Collected data entries
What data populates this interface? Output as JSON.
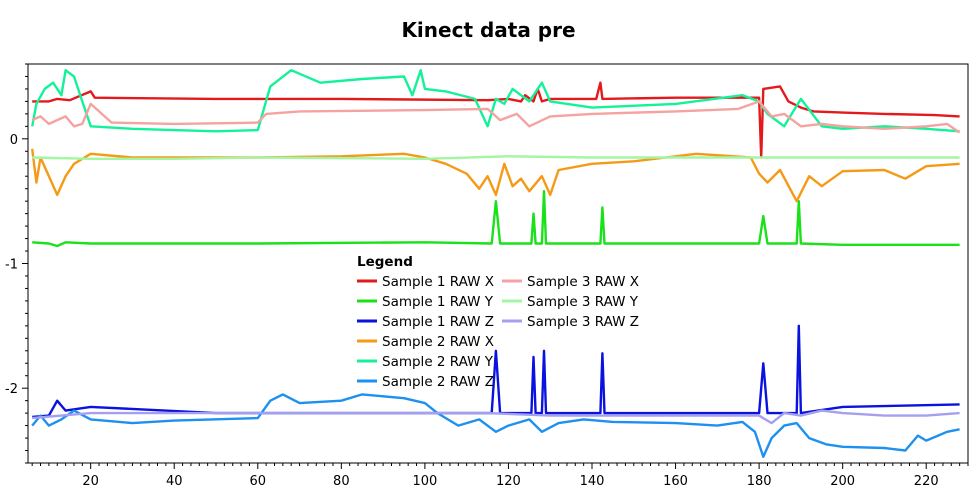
{
  "chart_data": {
    "type": "line",
    "title": "Kinect data pre",
    "xlabel": "",
    "ylabel": "",
    "xlim": [
      5,
      230
    ],
    "ylim": [
      -2.6,
      0.6
    ],
    "x_ticks": [
      20,
      40,
      60,
      80,
      100,
      120,
      140,
      160,
      180,
      200,
      220
    ],
    "y_ticks": [
      0,
      -1,
      -2
    ],
    "y_tick_labels": [
      "0",
      "-1",
      "-2"
    ],
    "grid": false,
    "legend": {
      "title": "Legend",
      "placement": "center",
      "columns": [
        [
          "Sample 1 RAW X",
          "Sample 1 RAW Y",
          "Sample 1 RAW Z",
          "Sample 2 RAW X",
          "Sample 2 RAW Y",
          "Sample 2 RAW Z"
        ],
        [
          "Sample 3 RAW X",
          "Sample 3 RAW Y",
          "Sample 3 RAW Z"
        ]
      ]
    },
    "series": [
      {
        "name": "Sample 1 RAW X",
        "color": "#e31a1c",
        "points": [
          [
            6,
            0.3
          ],
          [
            10,
            0.3
          ],
          [
            12,
            0.32
          ],
          [
            15,
            0.31
          ],
          [
            20,
            0.38
          ],
          [
            21,
            0.33
          ],
          [
            50,
            0.32
          ],
          [
            80,
            0.32
          ],
          [
            115,
            0.31
          ],
          [
            120,
            0.32
          ],
          [
            123,
            0.3
          ],
          [
            124,
            0.35
          ],
          [
            126,
            0.3
          ],
          [
            127,
            0.4
          ],
          [
            128,
            0.3
          ],
          [
            130,
            0.32
          ],
          [
            141,
            0.32
          ],
          [
            142,
            0.45
          ],
          [
            142.5,
            0.32
          ],
          [
            160,
            0.33
          ],
          [
            180,
            0.33
          ],
          [
            180.5,
            -0.15
          ],
          [
            181,
            0.4
          ],
          [
            185,
            0.42
          ],
          [
            187,
            0.3
          ],
          [
            190,
            0.25
          ],
          [
            193,
            0.22
          ],
          [
            200,
            0.21
          ],
          [
            210,
            0.2
          ],
          [
            222,
            0.19
          ],
          [
            228,
            0.18
          ]
        ]
      },
      {
        "name": "Sample 1 RAW Y",
        "color": "#1be11b",
        "points": [
          [
            6,
            -0.83
          ],
          [
            10,
            -0.84
          ],
          [
            12,
            -0.86
          ],
          [
            14,
            -0.83
          ],
          [
            20,
            -0.84
          ],
          [
            60,
            -0.84
          ],
          [
            100,
            -0.83
          ],
          [
            116,
            -0.84
          ],
          [
            117,
            -0.5
          ],
          [
            118,
            -0.84
          ],
          [
            125.5,
            -0.84
          ],
          [
            126,
            -0.6
          ],
          [
            126.5,
            -0.84
          ],
          [
            128,
            -0.84
          ],
          [
            128.5,
            -0.42
          ],
          [
            129,
            -0.84
          ],
          [
            142,
            -0.84
          ],
          [
            142.5,
            -0.55
          ],
          [
            143,
            -0.84
          ],
          [
            180,
            -0.84
          ],
          [
            181,
            -0.62
          ],
          [
            182,
            -0.84
          ],
          [
            189,
            -0.84
          ],
          [
            189.5,
            -0.5
          ],
          [
            190,
            -0.84
          ],
          [
            200,
            -0.85
          ],
          [
            228,
            -0.85
          ]
        ]
      },
      {
        "name": "Sample 1 RAW Z",
        "color": "#0a12e0",
        "points": [
          [
            6,
            -2.23
          ],
          [
            10,
            -2.22
          ],
          [
            12,
            -2.1
          ],
          [
            14,
            -2.18
          ],
          [
            20,
            -2.15
          ],
          [
            50,
            -2.2
          ],
          [
            100,
            -2.2
          ],
          [
            116,
            -2.2
          ],
          [
            117,
            -1.7
          ],
          [
            118,
            -2.2
          ],
          [
            125.5,
            -2.2
          ],
          [
            126,
            -1.75
          ],
          [
            126.5,
            -2.2
          ],
          [
            128,
            -2.2
          ],
          [
            128.5,
            -1.7
          ],
          [
            129,
            -2.2
          ],
          [
            142,
            -2.2
          ],
          [
            142.5,
            -1.72
          ],
          [
            143,
            -2.2
          ],
          [
            180,
            -2.2
          ],
          [
            181,
            -1.8
          ],
          [
            182,
            -2.2
          ],
          [
            189,
            -2.2
          ],
          [
            189.5,
            -1.5
          ],
          [
            190,
            -2.2
          ],
          [
            200,
            -2.15
          ],
          [
            228,
            -2.13
          ]
        ]
      },
      {
        "name": "Sample 2 RAW X",
        "color": "#f59a17",
        "points": [
          [
            6,
            -0.08
          ],
          [
            7,
            -0.35
          ],
          [
            8,
            -0.15
          ],
          [
            10,
            -0.3
          ],
          [
            12,
            -0.45
          ],
          [
            14,
            -0.3
          ],
          [
            16,
            -0.2
          ],
          [
            20,
            -0.12
          ],
          [
            30,
            -0.15
          ],
          [
            60,
            -0.15
          ],
          [
            80,
            -0.14
          ],
          [
            95,
            -0.12
          ],
          [
            100,
            -0.15
          ],
          [
            105,
            -0.2
          ],
          [
            110,
            -0.28
          ],
          [
            113,
            -0.4
          ],
          [
            115,
            -0.3
          ],
          [
            117,
            -0.45
          ],
          [
            119,
            -0.2
          ],
          [
            121,
            -0.38
          ],
          [
            123,
            -0.32
          ],
          [
            125,
            -0.42
          ],
          [
            128,
            -0.3
          ],
          [
            130,
            -0.45
          ],
          [
            132,
            -0.25
          ],
          [
            140,
            -0.2
          ],
          [
            150,
            -0.18
          ],
          [
            165,
            -0.12
          ],
          [
            178,
            -0.15
          ],
          [
            180,
            -0.28
          ],
          [
            182,
            -0.35
          ],
          [
            185,
            -0.25
          ],
          [
            189,
            -0.5
          ],
          [
            192,
            -0.3
          ],
          [
            195,
            -0.38
          ],
          [
            200,
            -0.26
          ],
          [
            210,
            -0.25
          ],
          [
            215,
            -0.32
          ],
          [
            220,
            -0.22
          ],
          [
            228,
            -0.2
          ]
        ]
      },
      {
        "name": "Sample 2 RAW Y",
        "color": "#14f299",
        "points": [
          [
            6,
            0.1
          ],
          [
            7,
            0.28
          ],
          [
            9,
            0.4
          ],
          [
            11,
            0.45
          ],
          [
            13,
            0.35
          ],
          [
            14,
            0.55
          ],
          [
            16,
            0.5
          ],
          [
            18,
            0.3
          ],
          [
            20,
            0.1
          ],
          [
            30,
            0.08
          ],
          [
            50,
            0.06
          ],
          [
            60,
            0.07
          ],
          [
            63,
            0.42
          ],
          [
            68,
            0.55
          ],
          [
            75,
            0.45
          ],
          [
            85,
            0.48
          ],
          [
            95,
            0.5
          ],
          [
            97,
            0.35
          ],
          [
            99,
            0.55
          ],
          [
            100,
            0.4
          ],
          [
            105,
            0.38
          ],
          [
            112,
            0.32
          ],
          [
            115,
            0.1
          ],
          [
            117,
            0.32
          ],
          [
            119,
            0.28
          ],
          [
            121,
            0.4
          ],
          [
            125,
            0.3
          ],
          [
            128,
            0.45
          ],
          [
            130,
            0.3
          ],
          [
            140,
            0.25
          ],
          [
            160,
            0.28
          ],
          [
            176,
            0.35
          ],
          [
            180,
            0.3
          ],
          [
            182,
            0.2
          ],
          [
            186,
            0.1
          ],
          [
            190,
            0.32
          ],
          [
            195,
            0.1
          ],
          [
            200,
            0.08
          ],
          [
            210,
            0.1
          ],
          [
            220,
            0.08
          ],
          [
            228,
            0.06
          ]
        ]
      },
      {
        "name": "Sample 2 RAW Z",
        "color": "#1e90f0",
        "points": [
          [
            6,
            -2.3
          ],
          [
            8,
            -2.22
          ],
          [
            10,
            -2.3
          ],
          [
            13,
            -2.25
          ],
          [
            16,
            -2.18
          ],
          [
            20,
            -2.25
          ],
          [
            30,
            -2.28
          ],
          [
            40,
            -2.26
          ],
          [
            60,
            -2.24
          ],
          [
            63,
            -2.1
          ],
          [
            66,
            -2.05
          ],
          [
            70,
            -2.12
          ],
          [
            80,
            -2.1
          ],
          [
            85,
            -2.05
          ],
          [
            95,
            -2.08
          ],
          [
            100,
            -2.12
          ],
          [
            103,
            -2.2
          ],
          [
            108,
            -2.3
          ],
          [
            113,
            -2.25
          ],
          [
            117,
            -2.35
          ],
          [
            120,
            -2.3
          ],
          [
            125,
            -2.25
          ],
          [
            128,
            -2.35
          ],
          [
            132,
            -2.28
          ],
          [
            138,
            -2.25
          ],
          [
            145,
            -2.27
          ],
          [
            160,
            -2.28
          ],
          [
            170,
            -2.3
          ],
          [
            176,
            -2.27
          ],
          [
            179,
            -2.35
          ],
          [
            181,
            -2.55
          ],
          [
            183,
            -2.4
          ],
          [
            186,
            -2.3
          ],
          [
            189,
            -2.28
          ],
          [
            192,
            -2.4
          ],
          [
            196,
            -2.45
          ],
          [
            200,
            -2.47
          ],
          [
            210,
            -2.48
          ],
          [
            215,
            -2.5
          ],
          [
            218,
            -2.38
          ],
          [
            220,
            -2.42
          ],
          [
            225,
            -2.35
          ],
          [
            228,
            -2.33
          ]
        ]
      },
      {
        "name": "Sample 3 RAW X",
        "color": "#f4a3a0",
        "points": [
          [
            6,
            0.15
          ],
          [
            8,
            0.18
          ],
          [
            10,
            0.12
          ],
          [
            14,
            0.18
          ],
          [
            16,
            0.1
          ],
          [
            18,
            0.12
          ],
          [
            20,
            0.28
          ],
          [
            25,
            0.13
          ],
          [
            40,
            0.12
          ],
          [
            60,
            0.13
          ],
          [
            62,
            0.2
          ],
          [
            70,
            0.22
          ],
          [
            100,
            0.23
          ],
          [
            115,
            0.24
          ],
          [
            118,
            0.15
          ],
          [
            122,
            0.2
          ],
          [
            125,
            0.1
          ],
          [
            130,
            0.18
          ],
          [
            140,
            0.2
          ],
          [
            160,
            0.22
          ],
          [
            175,
            0.24
          ],
          [
            180,
            0.3
          ],
          [
            183,
            0.18
          ],
          [
            186,
            0.2
          ],
          [
            190,
            0.1
          ],
          [
            195,
            0.12
          ],
          [
            200,
            0.1
          ],
          [
            210,
            0.08
          ],
          [
            220,
            0.1
          ],
          [
            225,
            0.12
          ],
          [
            228,
            0.05
          ]
        ]
      },
      {
        "name": "Sample 3 RAW Y",
        "color": "#a4f5a4",
        "points": [
          [
            6,
            -0.15
          ],
          [
            20,
            -0.16
          ],
          [
            40,
            -0.16
          ],
          [
            60,
            -0.15
          ],
          [
            100,
            -0.16
          ],
          [
            120,
            -0.14
          ],
          [
            140,
            -0.15
          ],
          [
            160,
            -0.15
          ],
          [
            180,
            -0.15
          ],
          [
            200,
            -0.15
          ],
          [
            228,
            -0.15
          ]
        ]
      },
      {
        "name": "Sample 3 RAW Z",
        "color": "#a59ff0",
        "points": [
          [
            6,
            -2.24
          ],
          [
            20,
            -2.2
          ],
          [
            40,
            -2.2
          ],
          [
            60,
            -2.2
          ],
          [
            80,
            -2.2
          ],
          [
            100,
            -2.2
          ],
          [
            115,
            -2.2
          ],
          [
            130,
            -2.22
          ],
          [
            150,
            -2.22
          ],
          [
            170,
            -2.22
          ],
          [
            180,
            -2.22
          ],
          [
            183,
            -2.28
          ],
          [
            186,
            -2.2
          ],
          [
            190,
            -2.22
          ],
          [
            195,
            -2.18
          ],
          [
            200,
            -2.2
          ],
          [
            210,
            -2.22
          ],
          [
            220,
            -2.22
          ],
          [
            228,
            -2.2
          ]
        ]
      }
    ]
  }
}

What you have to do:
From the entries above, copy every line where the word "name" shows up.

Written solution:
        "name": "Sample 1 RAW X",
        "name": "Sample 1 RAW Y",
        "name": "Sample 1 RAW Z",
        "name": "Sample 2 RAW X",
        "name": "Sample 2 RAW Y",
        "name": "Sample 2 RAW Z",
        "name": "Sample 3 RAW X",
        "name": "Sample 3 RAW Y",
        "name": "Sample 3 RAW Z",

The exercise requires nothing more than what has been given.